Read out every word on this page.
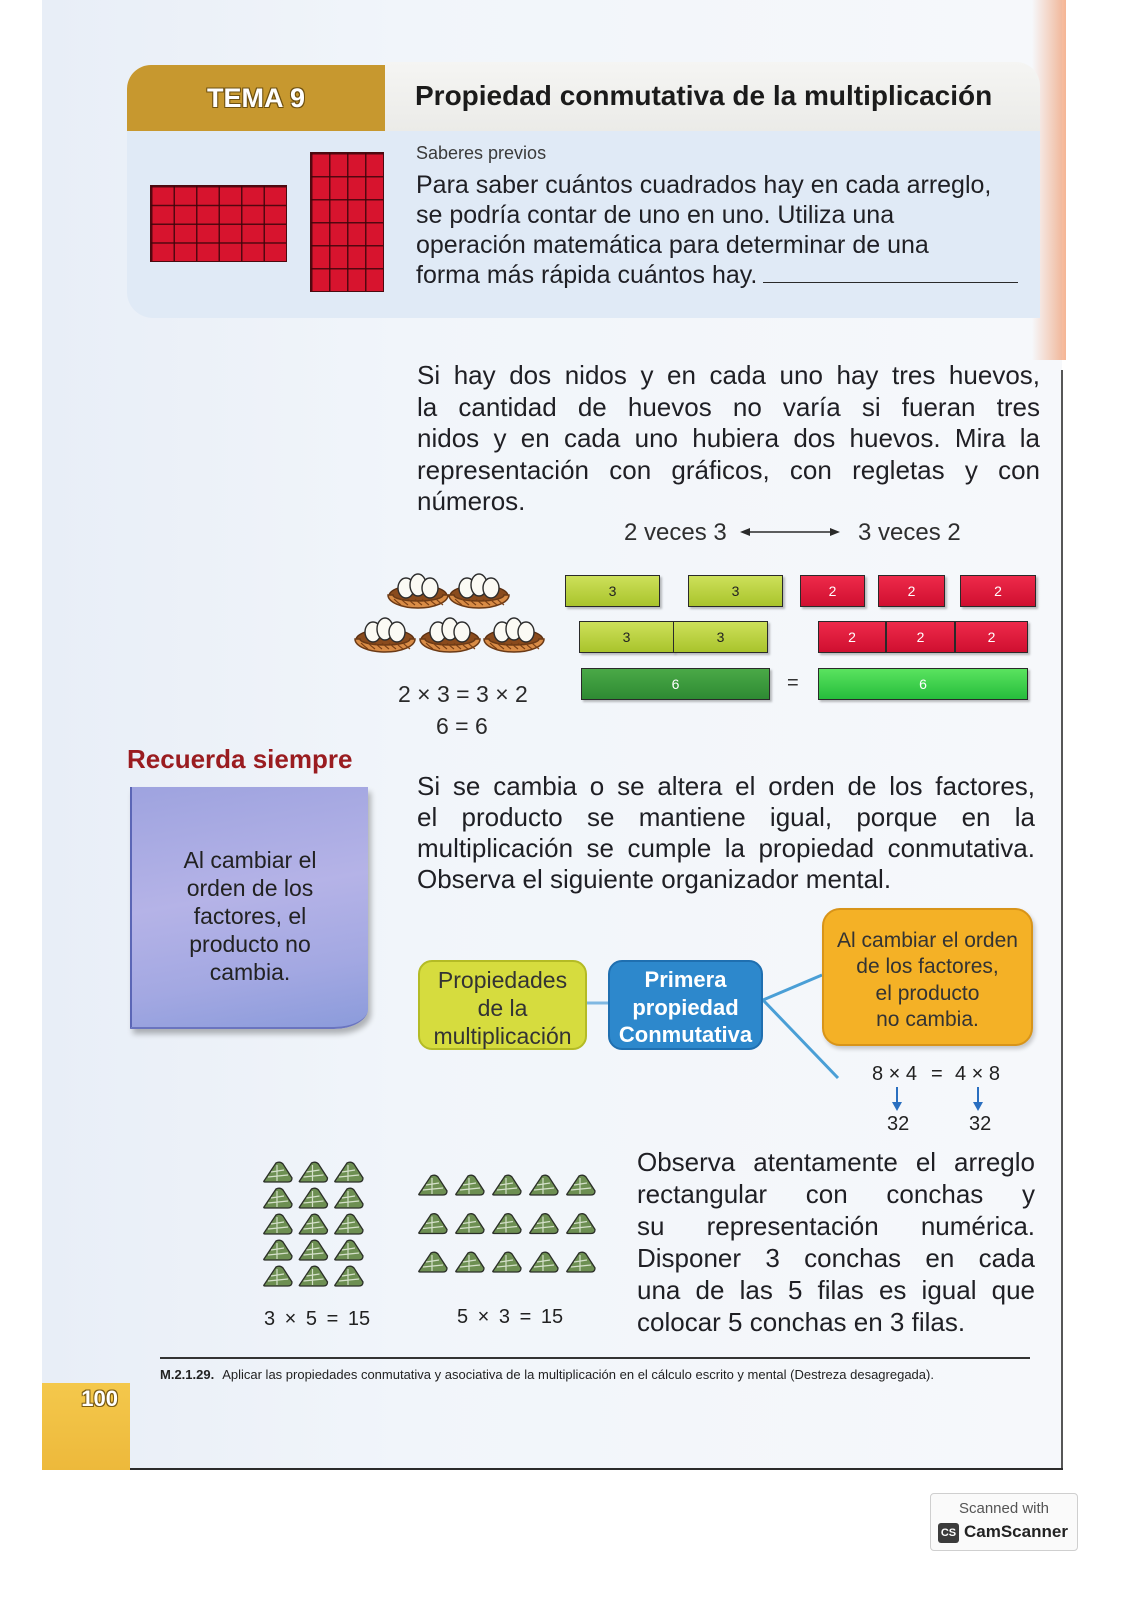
TEMA 9	Propiedad conmutativa de la multiplicación
Saberes previos
Para saber cuántos cuadrados hay en cada arreglo,
se podría contar de uno en uno. Utiliza una
operación matemática para determinar de una
forma más rápida cuántos hay.
Si hay dos nidos y en cada uno hay tres huevos,
la cantidad de huevos no varía si fueran tres
nidos y en cada uno hubiera dos huevos. Mira la
representación con gráficos, con regletas y con
números.
2 veces 3	3 veces 2
2 × 3 = 3 × 2
6 = 6
3	3	2	2	2
3	3	2	2	2
6	=	6
Recuerda siempre
Al cambiar el
orden de los
factores, el
producto no
cambia.
Si se cambia o se altera el orden de los factores,
el producto se mantiene igual, porque en la
multiplicación se cumple la propiedad conmutativa.
Observa el siguiente organizador mental.
Propiedades
de la
multiplicación
Primera
propiedad
Conmutativa
Al cambiar el orden
de los factores,
el producto
no cambia.
8 × 4 = 4 × 8
32	32
3 × 5 = 15	5 × 3 = 15
Observa atentamente el arreglo
rectangular con conchas y
su representación numérica.
Disponer 3 conchas en cada
una de las 5 filas es igual que
colocar 5 conchas en 3 filas.
M.2.1.29. Aplicar las propiedades conmutativa y asociativa de la multiplicación en el cálculo escrito y mental (Destreza desagregada).
100
Scanned with
CS CamScanner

········

Directions for this task —
Please write out all of the material above without changing a word, and omit any pictures.

Solution for this exercise —
Read out every word on this page.
TEMA 9	Propiedad conmutativa de la multiplicación
Saberes previos
Para saber cuántos cuadrados hay en cada arreglo,
se podría contar de uno en uno. Utiliza una
operación matemática para determinar de una
forma más rápida cuántos hay.
Si hay dos nidos y en cada uno hay tres huevos,
la cantidad de huevos no varía si fueran tres
nidos y en cada uno hubiera dos huevos. Mira la
representación con gráficos, con regletas y con
números.
2 veces 3	3 veces 2
2 × 3 = 3 × 2
6 = 6
3	3	2	2	2
3	3	2	2	2
6	=	6
Recuerda siempre
Al cambiar el
orden de los
factores, el
producto no
cambia.
Si se cambia o se altera el orden de los factores,
el producto se mantiene igual, porque en la
multiplicación se cumple la propiedad conmutativa.
Observa el siguiente organizador mental.
Propiedades
de la
multiplicación
Primera
propiedad
Conmutativa
Al cambiar el orden
de los factores,
el producto
no cambia.
8 × 4 = 4 × 8
32	32
3 × 5 = 15	5 × 3 = 15
Observa atentamente el arreglo
rectangular con conchas y
su representación numérica.
Disponer 3 conchas en cada
una de las 5 filas es igual que
colocar 5 conchas en 3 filas.
M.2.1.29. Aplicar las propiedades conmutativa y asociativa de la multiplicación en el cálculo escrito y mental (Destreza desagregada).
100
Scanned with
CS CamScanner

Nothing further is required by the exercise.